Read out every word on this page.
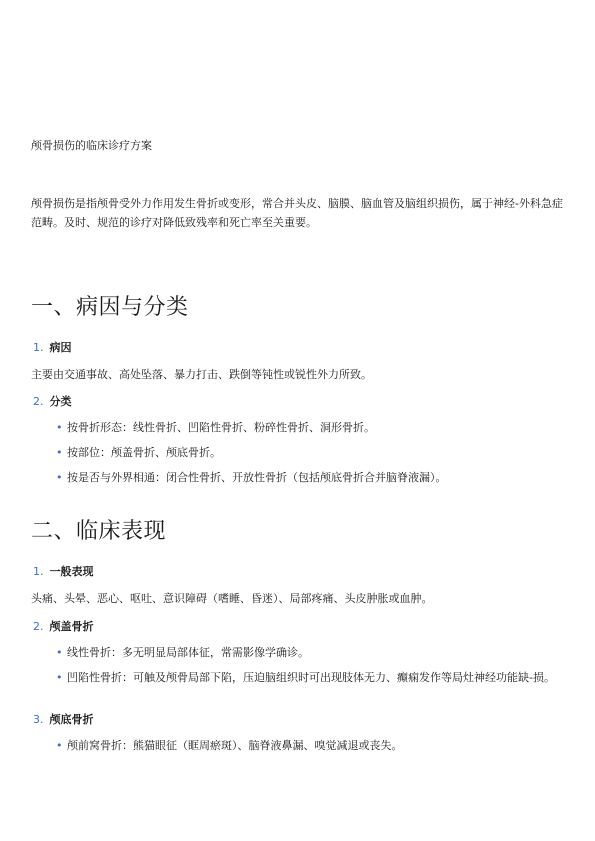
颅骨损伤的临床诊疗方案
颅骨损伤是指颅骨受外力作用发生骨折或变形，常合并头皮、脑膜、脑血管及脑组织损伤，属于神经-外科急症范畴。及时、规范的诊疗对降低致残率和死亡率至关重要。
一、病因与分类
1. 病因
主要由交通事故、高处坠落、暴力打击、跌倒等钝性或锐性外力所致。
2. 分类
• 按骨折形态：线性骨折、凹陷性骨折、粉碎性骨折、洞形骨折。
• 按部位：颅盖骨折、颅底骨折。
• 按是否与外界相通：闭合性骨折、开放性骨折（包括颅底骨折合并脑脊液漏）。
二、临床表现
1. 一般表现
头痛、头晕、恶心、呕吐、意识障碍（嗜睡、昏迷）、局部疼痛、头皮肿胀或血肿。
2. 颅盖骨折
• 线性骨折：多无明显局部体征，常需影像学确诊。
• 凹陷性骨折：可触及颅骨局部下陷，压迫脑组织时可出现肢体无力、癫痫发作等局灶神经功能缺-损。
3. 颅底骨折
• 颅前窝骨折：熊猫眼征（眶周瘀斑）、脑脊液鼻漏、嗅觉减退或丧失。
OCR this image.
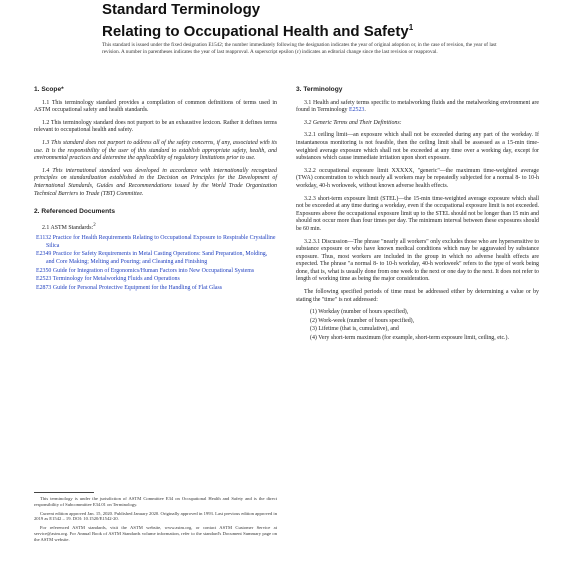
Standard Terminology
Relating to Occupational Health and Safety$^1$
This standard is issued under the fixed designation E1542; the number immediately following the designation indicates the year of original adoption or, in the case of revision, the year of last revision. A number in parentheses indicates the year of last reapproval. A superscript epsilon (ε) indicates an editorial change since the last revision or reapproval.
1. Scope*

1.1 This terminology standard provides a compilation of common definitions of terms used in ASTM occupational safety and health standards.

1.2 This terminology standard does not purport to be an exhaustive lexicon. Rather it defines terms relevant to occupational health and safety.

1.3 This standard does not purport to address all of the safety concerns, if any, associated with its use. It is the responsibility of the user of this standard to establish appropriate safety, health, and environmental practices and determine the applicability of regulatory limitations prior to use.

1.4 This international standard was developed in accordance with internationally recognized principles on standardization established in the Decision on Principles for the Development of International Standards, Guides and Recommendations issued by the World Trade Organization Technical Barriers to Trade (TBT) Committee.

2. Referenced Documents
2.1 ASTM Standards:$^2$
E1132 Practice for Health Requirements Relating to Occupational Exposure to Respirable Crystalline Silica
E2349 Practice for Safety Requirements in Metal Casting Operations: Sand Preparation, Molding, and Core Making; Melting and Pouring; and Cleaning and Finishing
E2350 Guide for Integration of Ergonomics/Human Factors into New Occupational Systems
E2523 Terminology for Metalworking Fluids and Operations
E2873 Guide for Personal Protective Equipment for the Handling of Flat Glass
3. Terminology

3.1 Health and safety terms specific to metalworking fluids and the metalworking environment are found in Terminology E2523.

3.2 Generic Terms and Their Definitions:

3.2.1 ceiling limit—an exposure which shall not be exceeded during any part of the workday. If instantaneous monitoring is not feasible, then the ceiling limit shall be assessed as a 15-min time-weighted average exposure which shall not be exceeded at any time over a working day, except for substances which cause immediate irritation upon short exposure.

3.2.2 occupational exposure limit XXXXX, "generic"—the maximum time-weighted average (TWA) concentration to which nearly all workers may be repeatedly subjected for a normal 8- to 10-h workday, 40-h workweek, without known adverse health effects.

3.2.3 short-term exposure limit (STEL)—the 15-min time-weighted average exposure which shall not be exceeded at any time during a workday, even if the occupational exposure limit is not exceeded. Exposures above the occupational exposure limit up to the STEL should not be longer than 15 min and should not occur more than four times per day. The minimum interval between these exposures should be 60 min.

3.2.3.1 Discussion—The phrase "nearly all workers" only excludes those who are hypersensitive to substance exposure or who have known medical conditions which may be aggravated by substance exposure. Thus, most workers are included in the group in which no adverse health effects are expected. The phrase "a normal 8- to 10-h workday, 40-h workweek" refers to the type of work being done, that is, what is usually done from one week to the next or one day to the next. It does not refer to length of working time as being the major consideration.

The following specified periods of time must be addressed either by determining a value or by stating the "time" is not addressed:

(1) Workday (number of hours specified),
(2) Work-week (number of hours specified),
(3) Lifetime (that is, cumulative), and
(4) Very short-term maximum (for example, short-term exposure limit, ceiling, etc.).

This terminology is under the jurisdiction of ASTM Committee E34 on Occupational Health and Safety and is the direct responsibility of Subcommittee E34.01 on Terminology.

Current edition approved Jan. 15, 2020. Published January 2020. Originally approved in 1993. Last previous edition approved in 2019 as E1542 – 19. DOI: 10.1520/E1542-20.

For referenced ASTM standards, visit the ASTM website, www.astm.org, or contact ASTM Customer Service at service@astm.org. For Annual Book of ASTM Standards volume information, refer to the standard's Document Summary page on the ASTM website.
•••
▶ _WHAT THE TASK ASKS_: Using the material above, work out how many lines contain the string "线性骨折". Give that number alone.

▶ _ANSWER FOR THE TASK_: 2